[Exercise prompt]: Images do not belong in the copy. Retype all the entries below exactly.

- - -

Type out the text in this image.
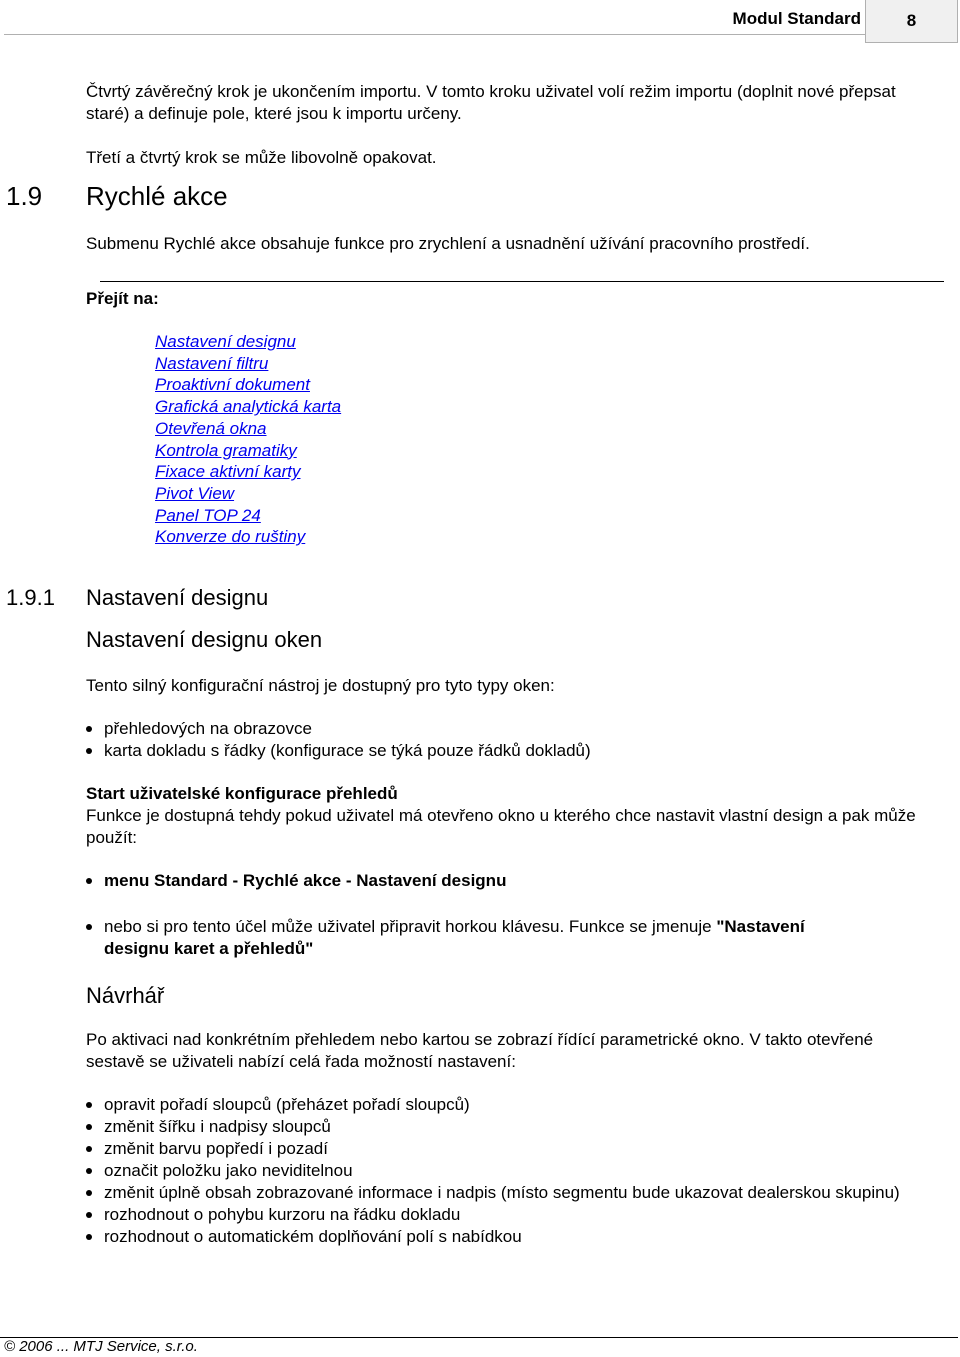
Modul Standard	8

Čtvrtý závěrečný krok je ukončením importu. V tomto kroku uživatel volí režim importu (doplnit nové přepsat staré) a definuje pole, které jsou k importu určeny.

Třetí a čtvrtý krok se může libovolně opakovat.

1.9 Rychlé akce

Submenu Rychlé akce obsahuje funkce pro zrychlení a usnadnění užívání pracovního prostředí.

Přejít na:
Nastavení designu
Nastavení filtru
Proaktivní dokument
Grafická analytická karta
Otevřená okna
Kontrola gramatiky
Fixace aktivní karty
Pivot View
Panel TOP 24
Konverze do ruštiny
1.9.1 Nastavení designu
Nastavení designu oken

Tento silný konfigurační nástroj je dostupný pro tyto typy oken:

přehledových na obrazovce
karta dokladu s řádky (konfigurace se týká pouze řádků dokladů)

Start uživatelské konfigurace přehledů

Funkce je dostupná tehdy pokud uživatel má otevřeno okno u kterého chce nastavit vlastní design a pak může použít:

menu Standard - Rychlé akce - Nastavení designu
nebo si pro tento účel může uživatel připravit horkou klávesu. Funkce se jmenuje "Nastavení
designu karet a přehledů"
Návrhář

Po aktivaci nad konkrétním přehledem nebo kartou se zobrazí řídící parametrické okno. V takto otevřené sestavě se uživateli nabízí celá řada možností nastavení:

opravit pořadí sloupců (přeházet pořadí sloupců)
změnit šířku i nadpisy sloupců
změnit barvu popředí i pozadí
označit položku jako neviditelnou
změnit úplně obsah zobrazované informace i nadpis (místo segmentu bude ukazovat dealerskou skupinu)
rozhodnout o pohybu kurzoru na řádku dokladu
rozhodnout o automatickém doplňování polí s nabídkou
© 2006 ... MTJ Service, s.r.o.
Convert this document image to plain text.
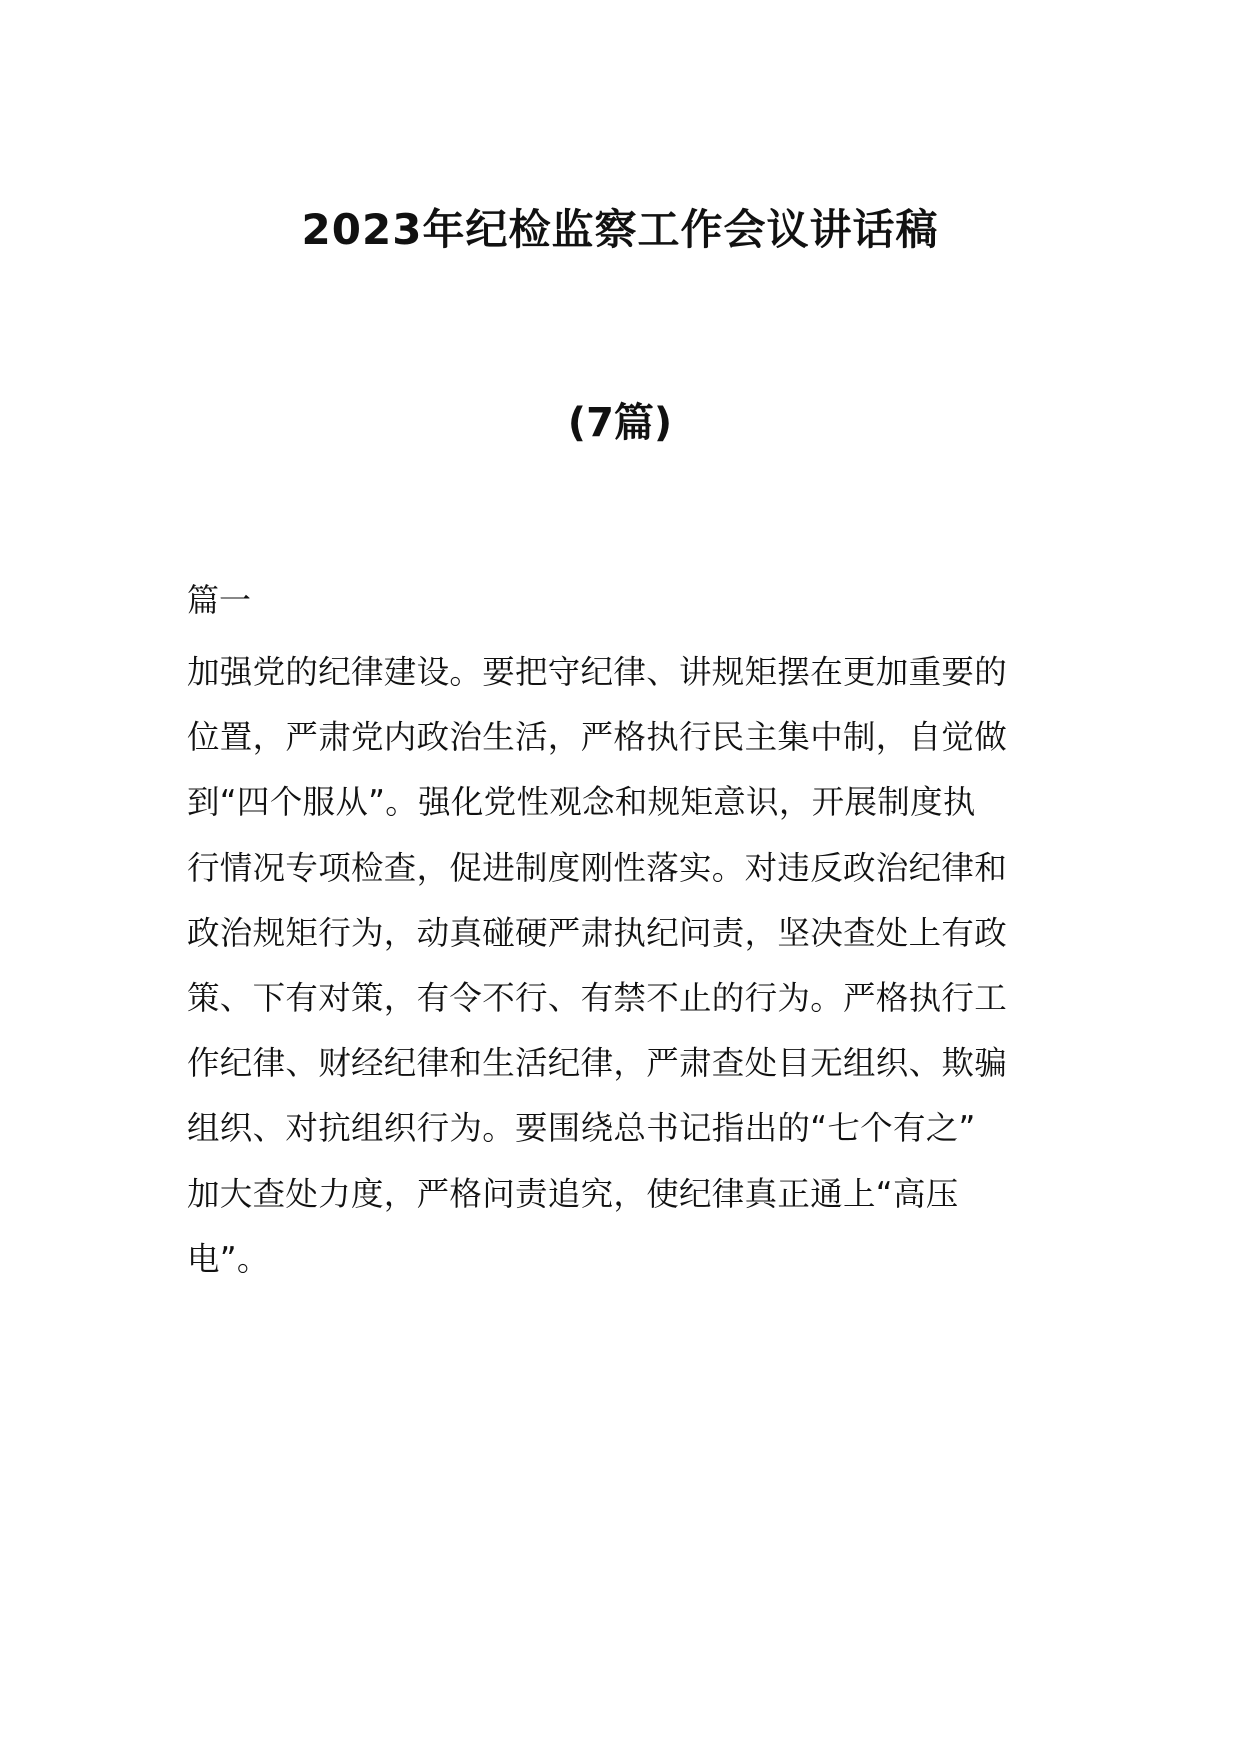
2023年纪检监察工作会议讲话稿
(7篇)
篇一
加强党的纪律建设。要把守纪律、讲规矩摆在更加重要的
位置，严肃党内政治生活，严格执行民主集中制，自觉做
到“四个服从”。强化党性观念和规矩意识，开展制度执
行情况专项检查，促进制度刚性落实。对违反政治纪律和
政治规矩行为，动真碰硬严肃执纪问责，坚决查处上有政
策、下有对策，有令不行、有禁不止的行为。严格执行工
作纪律、财经纪律和生活纪律，严肃查处目无组织、欺骗
组织、对抗组织行为。要围绕总书记指出的“七个有之”
加大查处力度，严格问责追究，使纪律真正通上“高压
电”。
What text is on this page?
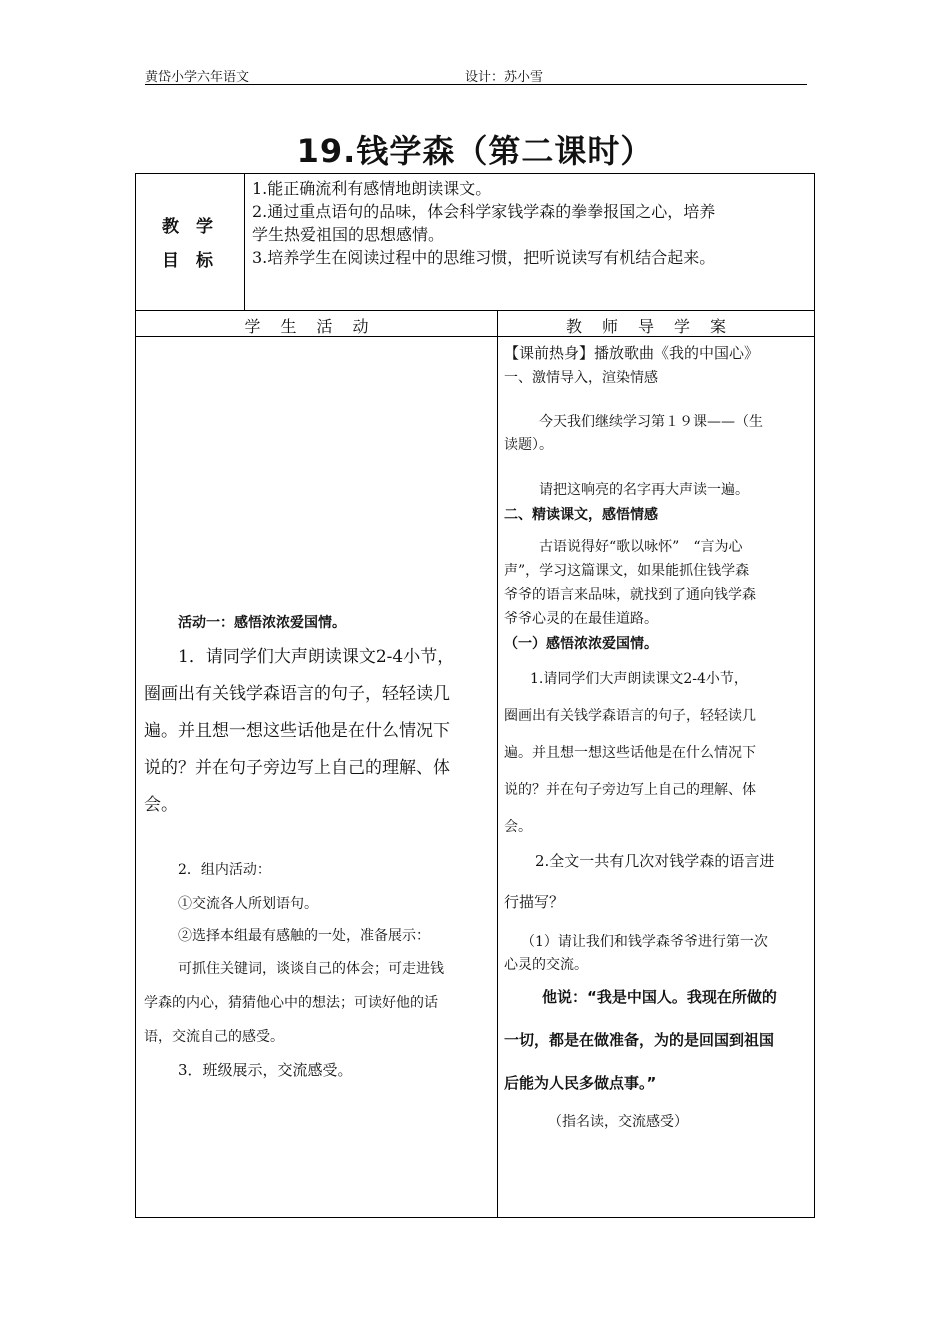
黄岱小学六年语文	设计：苏小雪
19.钱学森（第二课时）
教　学
目　标

1.能正确流利有感情地朗读课文。

2.通过重点语句的品味，体会科学家钱学森的拳拳报国之心，培养

学生热爱祖国的思想感情。

3.培养学生在阅读过程中的思维习惯，把听说读写有机结合起来。

学生活动	教师导学案
活动一：感悟浓浓爱国情。
1．请同学们大声朗读课文2-4小节，
圈画出有关钱学森语言的句子，轻轻读几
遍。并且想一想这些话他是在什么情况下
说的？并在句子旁边写上自己的理解、体
会。
2．组内活动：
①交流各人所划语句。
②选择本组最有感触的一处，准备展示：
可抓住关键词，谈谈自己的体会；可走进钱
学森的内心，猜猜他心中的想法；可读好他的话
语，交流自己的感受。
3．班级展示，交流感受。
【课前热身】播放歌曲《我的中国心》
一、激情导入，渲染情感
今天我们继续学习第１９课——（生
读题）。
请把这响亮的名字再大声读一遍。
二、精读课文，感悟情感
古语说得好“歌以咏怀”　“言为心
声”，学习这篇课文，如果能抓住钱学森
爷爷的语言来品味，就找到了通向钱学森
爷爷心灵的在最佳道路。
（一）感悟浓浓爱国情。
1.请同学们大声朗读课文2-4小节，
圈画出有关钱学森语言的句子，轻轻读几
遍。并且想一想这些话他是在什么情况下
说的？并在句子旁边写上自己的理解、体
会。
2.全文一共有几次对钱学森的语言进
行描写？
（1）请让我们和钱学森爷爷进行第一次
心灵的交流。
他说：“我是中国人。我现在所做的
一切，都是在做准备，为的是回国到祖国
后能为人民多做点事。”
（指名读，交流感受）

- - -

[Exercise result]:
Type out the text in this image.
Modul Standard	8

Čtvrtý závěrečný krok je ukončením importu. V tomto kroku uživatel volí režim importu (doplnit nové přepsat staré) a definuje pole, které jsou k importu určeny.

Třetí a čtvrtý krok se může libovolně opakovat.

1.9 Rychlé akce

Submenu Rychlé akce obsahuje funkce pro zrychlení a usnadnění užívání pracovního prostředí.

Přejít na:
Nastavení designu
Nastavení filtru
Proaktivní dokument
Grafická analytická karta
Otevřená okna
Kontrola gramatiky
Fixace aktivní karty
Pivot View
Panel TOP 24
Konverze do ruštiny
1.9.1 Nastavení designu
Nastavení designu oken

Tento silný konfigurační nástroj je dostupný pro tyto typy oken:

přehledových na obrazovce
karta dokladu s řádky (konfigurace se týká pouze řádků dokladů)

Start uživatelské konfigurace přehledů

Funkce je dostupná tehdy pokud uživatel má otevřeno okno u kterého chce nastavit vlastní design a pak může použít:

menu Standard - Rychlé akce - Nastavení designu
nebo si pro tento účel může uživatel připravit horkou klávesu. Funkce se jmenuje "Nastavení
designu karet a přehledů"
Návrhář

Po aktivaci nad konkrétním přehledem nebo kartou se zobrazí řídící parametrické okno. V takto otevřené sestavě se uživateli nabízí celá řada možností nastavení:

opravit pořadí sloupců (přeházet pořadí sloupců)
změnit šířku i nadpisy sloupců
změnit barvu popředí i pozadí
označit položku jako neviditelnou
změnit úplně obsah zobrazované informace i nadpis (místo segmentu bude ukazovat dealerskou skupinu)
rozhodnout o pohybu kurzoru na řádku dokladu
rozhodnout o automatickém doplňování polí s nabídkou
© 2006 ... MTJ Service, s.r.o.
Convert this document image to plain text.
2023年纪检监察工作会议讲话稿
(7篇)
篇一
加强党的纪律建设。要把守纪律、讲规矩摆在更加重要的
位置，严肃党内政治生活，严格执行民主集中制，自觉做
到“四个服从”。强化党性观念和规矩意识，开展制度执
行情况专项检查，促进制度刚性落实。对违反政治纪律和
政治规矩行为，动真碰硬严肃执纪问责，坚决查处上有政
策、下有对策，有令不行、有禁不止的行为。严格执行工
作纪律、财经纪律和生活纪律，严肃查处目无组织、欺骗
组织、对抗组织行为。要围绕总书记指出的“七个有之”
加大查处力度，严格问责追究，使纪律真正通上“高压
电”。
What text is on this page?
黄岱小学六年语文	设计：苏小雪
19.钱学森（第二课时）
教　学
目　标

1.能正确流利有感情地朗读课文。

2.通过重点语句的品味，体会科学家钱学森的拳拳报国之心，培养

学生热爱祖国的思想感情。

3.培养学生在阅读过程中的思维习惯，把听说读写有机结合起来。

学生活动	教师导学案
活动一：感悟浓浓爱国情。
1．请同学们大声朗读课文2-4小节，
圈画出有关钱学森语言的句子，轻轻读几
遍。并且想一想这些话他是在什么情况下
说的？并在句子旁边写上自己的理解、体
会。
2．组内活动：
①交流各人所划语句。
②选择本组最有感触的一处，准备展示：
可抓住关键词，谈谈自己的体会；可走进钱
学森的内心，猜猜他心中的想法；可读好他的话
语，交流自己的感受。
3．班级展示，交流感受。
【课前热身】播放歌曲《我的中国心》
一、激情导入，渲染情感
今天我们继续学习第１９课——（生
读题）。
请把这响亮的名字再大声读一遍。
二、精读课文，感悟情感
古语说得好“歌以咏怀”　“言为心
声”，学习这篇课文，如果能抓住钱学森
爷爷的语言来品味，就找到了通向钱学森
爷爷心灵的在最佳道路。
（一）感悟浓浓爱国情。
1.请同学们大声朗读课文2-4小节，
圈画出有关钱学森语言的句子，轻轻读几
遍。并且想一想这些话他是在什么情况下
说的？并在句子旁边写上自己的理解、体
会。
2.全文一共有几次对钱学森的语言进
行描写？
（1）请让我们和钱学森爷爷进行第一次
心灵的交流。
他说：“我是中国人。我现在所做的
一切，都是在做准备，为的是回国到祖国
后能为人民多做点事。”
（指名读，交流感受）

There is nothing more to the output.